# AIM OF THE TASK
Tally up the lines that include "document" and state that number by itself.

# RECORDED INFORMATION
- - - - - - -
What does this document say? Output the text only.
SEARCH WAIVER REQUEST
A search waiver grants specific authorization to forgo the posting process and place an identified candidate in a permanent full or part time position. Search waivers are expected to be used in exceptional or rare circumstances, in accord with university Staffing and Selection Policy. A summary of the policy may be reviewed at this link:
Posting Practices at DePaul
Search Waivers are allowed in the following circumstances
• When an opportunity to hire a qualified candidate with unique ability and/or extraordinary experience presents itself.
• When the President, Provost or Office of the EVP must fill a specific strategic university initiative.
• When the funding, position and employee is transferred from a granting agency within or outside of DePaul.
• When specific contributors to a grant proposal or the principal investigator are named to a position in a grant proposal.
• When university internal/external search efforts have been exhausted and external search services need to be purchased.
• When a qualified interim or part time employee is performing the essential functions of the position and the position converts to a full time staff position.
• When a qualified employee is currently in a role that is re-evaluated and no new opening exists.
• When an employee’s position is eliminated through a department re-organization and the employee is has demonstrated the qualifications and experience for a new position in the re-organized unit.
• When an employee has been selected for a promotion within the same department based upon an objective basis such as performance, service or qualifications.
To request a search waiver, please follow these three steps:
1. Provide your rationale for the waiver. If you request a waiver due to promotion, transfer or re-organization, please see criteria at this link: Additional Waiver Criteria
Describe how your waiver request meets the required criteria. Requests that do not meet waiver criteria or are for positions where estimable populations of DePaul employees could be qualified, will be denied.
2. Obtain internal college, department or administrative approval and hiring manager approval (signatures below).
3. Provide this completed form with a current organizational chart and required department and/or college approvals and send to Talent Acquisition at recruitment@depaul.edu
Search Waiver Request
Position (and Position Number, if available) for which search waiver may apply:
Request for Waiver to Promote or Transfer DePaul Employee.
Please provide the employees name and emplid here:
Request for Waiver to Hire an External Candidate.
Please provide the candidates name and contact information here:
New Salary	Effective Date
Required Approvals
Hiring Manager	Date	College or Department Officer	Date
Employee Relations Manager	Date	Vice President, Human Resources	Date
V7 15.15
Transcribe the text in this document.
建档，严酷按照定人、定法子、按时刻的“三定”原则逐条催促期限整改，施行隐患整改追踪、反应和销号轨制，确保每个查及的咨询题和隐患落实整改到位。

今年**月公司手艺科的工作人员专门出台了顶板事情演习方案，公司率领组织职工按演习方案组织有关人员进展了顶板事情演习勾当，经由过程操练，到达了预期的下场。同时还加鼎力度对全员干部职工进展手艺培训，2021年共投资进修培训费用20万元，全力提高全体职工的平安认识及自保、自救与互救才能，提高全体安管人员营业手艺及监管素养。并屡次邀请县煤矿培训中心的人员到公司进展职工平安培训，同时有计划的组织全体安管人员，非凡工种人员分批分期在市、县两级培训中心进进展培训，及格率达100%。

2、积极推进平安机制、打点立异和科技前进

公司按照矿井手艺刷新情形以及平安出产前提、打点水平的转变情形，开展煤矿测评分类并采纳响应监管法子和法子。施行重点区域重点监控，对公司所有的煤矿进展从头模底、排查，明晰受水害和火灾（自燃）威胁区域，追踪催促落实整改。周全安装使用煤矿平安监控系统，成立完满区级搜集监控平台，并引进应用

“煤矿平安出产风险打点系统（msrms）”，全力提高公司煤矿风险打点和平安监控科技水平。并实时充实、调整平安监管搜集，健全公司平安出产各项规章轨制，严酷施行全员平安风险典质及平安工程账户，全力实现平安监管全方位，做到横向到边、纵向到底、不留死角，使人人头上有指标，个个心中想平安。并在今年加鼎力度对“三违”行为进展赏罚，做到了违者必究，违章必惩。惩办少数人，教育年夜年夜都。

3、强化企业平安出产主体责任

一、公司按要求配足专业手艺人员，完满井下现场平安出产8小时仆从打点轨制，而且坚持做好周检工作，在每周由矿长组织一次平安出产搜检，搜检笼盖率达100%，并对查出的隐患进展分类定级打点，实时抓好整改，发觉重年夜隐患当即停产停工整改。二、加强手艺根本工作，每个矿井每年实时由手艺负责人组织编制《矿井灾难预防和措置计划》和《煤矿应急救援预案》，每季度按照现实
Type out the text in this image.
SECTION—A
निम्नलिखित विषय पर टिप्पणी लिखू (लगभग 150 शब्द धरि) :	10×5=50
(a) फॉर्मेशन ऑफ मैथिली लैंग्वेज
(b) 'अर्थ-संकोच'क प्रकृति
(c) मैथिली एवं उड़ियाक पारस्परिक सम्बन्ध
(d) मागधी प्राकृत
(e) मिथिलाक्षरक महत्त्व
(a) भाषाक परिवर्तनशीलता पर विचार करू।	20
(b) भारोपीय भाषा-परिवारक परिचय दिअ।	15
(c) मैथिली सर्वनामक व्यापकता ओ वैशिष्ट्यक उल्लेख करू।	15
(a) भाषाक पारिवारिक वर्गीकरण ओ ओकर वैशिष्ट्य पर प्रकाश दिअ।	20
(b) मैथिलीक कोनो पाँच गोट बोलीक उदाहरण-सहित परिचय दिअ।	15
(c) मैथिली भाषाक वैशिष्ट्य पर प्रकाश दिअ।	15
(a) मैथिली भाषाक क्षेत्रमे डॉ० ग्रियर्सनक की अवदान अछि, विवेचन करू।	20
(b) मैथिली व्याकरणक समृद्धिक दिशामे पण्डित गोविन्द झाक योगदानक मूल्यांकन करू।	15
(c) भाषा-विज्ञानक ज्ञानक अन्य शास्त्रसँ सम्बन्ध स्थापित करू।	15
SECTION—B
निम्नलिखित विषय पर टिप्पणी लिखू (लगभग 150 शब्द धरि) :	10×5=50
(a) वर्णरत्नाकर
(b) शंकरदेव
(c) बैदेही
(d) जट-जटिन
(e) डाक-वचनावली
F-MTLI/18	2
- - - - - - -
# EXERCISE OUTPUT
2